TASK TO CARRY OUT:
Tally the lines in the records underneath that contain the string "icon", and state the figure by itself.

RECORDS FOR PROCESSING:

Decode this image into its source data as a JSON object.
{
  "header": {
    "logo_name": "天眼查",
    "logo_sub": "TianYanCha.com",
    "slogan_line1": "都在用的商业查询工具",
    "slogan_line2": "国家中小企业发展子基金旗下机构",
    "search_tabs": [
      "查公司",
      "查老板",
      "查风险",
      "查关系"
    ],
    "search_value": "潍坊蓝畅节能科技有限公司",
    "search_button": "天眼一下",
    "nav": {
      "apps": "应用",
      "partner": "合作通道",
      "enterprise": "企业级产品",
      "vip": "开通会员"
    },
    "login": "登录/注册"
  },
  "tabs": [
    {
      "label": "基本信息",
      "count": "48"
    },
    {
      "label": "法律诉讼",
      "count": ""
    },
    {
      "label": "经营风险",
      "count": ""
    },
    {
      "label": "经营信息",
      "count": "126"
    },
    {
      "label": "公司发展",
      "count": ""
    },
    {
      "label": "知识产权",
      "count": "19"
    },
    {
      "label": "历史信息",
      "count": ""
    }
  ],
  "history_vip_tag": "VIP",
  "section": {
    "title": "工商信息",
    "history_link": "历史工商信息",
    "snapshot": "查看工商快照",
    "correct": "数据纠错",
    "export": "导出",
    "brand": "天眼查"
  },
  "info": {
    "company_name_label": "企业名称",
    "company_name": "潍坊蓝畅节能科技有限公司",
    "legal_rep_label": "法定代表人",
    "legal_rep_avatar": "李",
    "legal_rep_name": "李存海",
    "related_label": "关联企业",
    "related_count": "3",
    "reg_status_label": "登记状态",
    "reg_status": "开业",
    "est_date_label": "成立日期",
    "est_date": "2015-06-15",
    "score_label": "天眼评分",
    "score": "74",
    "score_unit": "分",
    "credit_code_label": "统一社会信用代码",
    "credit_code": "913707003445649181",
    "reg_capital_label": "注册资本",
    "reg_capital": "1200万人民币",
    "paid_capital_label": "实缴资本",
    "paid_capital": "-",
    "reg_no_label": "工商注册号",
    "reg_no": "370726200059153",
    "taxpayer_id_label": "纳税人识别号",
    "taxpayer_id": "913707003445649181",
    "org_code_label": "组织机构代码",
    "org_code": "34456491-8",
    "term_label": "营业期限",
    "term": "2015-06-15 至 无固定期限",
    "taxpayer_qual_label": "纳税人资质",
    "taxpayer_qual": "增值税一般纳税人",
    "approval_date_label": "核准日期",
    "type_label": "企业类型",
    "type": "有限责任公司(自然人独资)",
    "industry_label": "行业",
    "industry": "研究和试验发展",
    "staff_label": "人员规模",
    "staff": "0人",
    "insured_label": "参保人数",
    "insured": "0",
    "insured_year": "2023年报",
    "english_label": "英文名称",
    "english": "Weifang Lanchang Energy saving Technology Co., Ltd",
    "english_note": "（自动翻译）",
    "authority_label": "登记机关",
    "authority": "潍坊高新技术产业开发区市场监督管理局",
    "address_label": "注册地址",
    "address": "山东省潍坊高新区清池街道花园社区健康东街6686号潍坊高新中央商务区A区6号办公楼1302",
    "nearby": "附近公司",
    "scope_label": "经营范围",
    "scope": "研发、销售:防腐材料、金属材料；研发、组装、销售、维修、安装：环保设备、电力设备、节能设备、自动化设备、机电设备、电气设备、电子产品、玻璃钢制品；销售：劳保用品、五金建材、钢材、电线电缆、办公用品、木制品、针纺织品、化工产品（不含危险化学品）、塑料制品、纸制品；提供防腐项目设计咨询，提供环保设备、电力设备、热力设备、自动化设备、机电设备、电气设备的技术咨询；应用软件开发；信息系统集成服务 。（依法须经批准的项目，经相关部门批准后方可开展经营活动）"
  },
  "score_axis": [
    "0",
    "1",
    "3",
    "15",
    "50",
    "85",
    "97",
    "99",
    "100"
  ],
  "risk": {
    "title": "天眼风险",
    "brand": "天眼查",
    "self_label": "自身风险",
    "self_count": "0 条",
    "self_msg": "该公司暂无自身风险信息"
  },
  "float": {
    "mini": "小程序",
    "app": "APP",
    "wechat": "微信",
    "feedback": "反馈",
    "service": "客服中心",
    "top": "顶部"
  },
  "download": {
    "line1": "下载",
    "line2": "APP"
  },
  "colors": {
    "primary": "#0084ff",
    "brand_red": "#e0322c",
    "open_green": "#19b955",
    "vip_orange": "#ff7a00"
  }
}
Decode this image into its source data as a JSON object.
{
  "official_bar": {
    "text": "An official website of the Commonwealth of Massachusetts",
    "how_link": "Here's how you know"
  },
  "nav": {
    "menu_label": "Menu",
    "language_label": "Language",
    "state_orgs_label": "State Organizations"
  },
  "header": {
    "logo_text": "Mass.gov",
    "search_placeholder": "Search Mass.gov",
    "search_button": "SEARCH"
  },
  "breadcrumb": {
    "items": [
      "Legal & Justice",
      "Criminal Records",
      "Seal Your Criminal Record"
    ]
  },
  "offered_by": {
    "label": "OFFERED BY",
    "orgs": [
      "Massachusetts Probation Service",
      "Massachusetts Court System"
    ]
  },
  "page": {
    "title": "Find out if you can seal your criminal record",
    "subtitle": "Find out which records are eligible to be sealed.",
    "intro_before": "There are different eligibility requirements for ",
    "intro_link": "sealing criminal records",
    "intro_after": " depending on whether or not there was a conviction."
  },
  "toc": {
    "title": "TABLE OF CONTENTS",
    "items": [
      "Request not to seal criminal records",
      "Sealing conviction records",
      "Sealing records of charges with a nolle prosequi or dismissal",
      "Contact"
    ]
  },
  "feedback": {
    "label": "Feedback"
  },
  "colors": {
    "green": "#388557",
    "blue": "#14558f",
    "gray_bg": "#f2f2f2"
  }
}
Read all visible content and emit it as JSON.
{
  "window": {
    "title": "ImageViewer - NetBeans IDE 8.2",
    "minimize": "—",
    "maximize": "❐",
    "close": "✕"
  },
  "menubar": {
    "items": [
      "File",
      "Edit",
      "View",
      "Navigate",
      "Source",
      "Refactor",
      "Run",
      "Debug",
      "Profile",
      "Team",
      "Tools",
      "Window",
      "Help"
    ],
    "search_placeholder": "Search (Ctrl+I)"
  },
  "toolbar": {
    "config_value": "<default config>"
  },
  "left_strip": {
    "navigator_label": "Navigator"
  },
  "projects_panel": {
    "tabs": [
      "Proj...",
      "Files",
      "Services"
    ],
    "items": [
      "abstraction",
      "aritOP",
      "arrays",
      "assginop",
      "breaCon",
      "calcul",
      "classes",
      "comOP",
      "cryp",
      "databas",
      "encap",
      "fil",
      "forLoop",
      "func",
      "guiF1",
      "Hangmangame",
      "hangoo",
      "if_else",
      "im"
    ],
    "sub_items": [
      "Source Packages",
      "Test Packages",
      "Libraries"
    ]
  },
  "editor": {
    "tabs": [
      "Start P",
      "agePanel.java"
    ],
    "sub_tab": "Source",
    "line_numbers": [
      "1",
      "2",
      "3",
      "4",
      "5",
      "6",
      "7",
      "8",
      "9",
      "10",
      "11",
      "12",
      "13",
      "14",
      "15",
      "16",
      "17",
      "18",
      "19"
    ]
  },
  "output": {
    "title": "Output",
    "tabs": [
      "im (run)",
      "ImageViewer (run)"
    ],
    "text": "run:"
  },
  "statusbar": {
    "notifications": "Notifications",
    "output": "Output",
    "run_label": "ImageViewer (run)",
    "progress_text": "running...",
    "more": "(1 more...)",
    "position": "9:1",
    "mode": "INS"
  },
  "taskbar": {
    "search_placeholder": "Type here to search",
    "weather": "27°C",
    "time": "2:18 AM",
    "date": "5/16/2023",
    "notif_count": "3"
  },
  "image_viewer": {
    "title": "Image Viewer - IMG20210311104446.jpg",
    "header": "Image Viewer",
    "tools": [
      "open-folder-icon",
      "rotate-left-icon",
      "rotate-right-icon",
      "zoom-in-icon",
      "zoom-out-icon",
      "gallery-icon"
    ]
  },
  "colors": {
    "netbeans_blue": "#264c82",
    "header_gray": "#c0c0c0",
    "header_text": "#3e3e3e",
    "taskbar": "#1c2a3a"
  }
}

COMPLETE OUTPUT:
6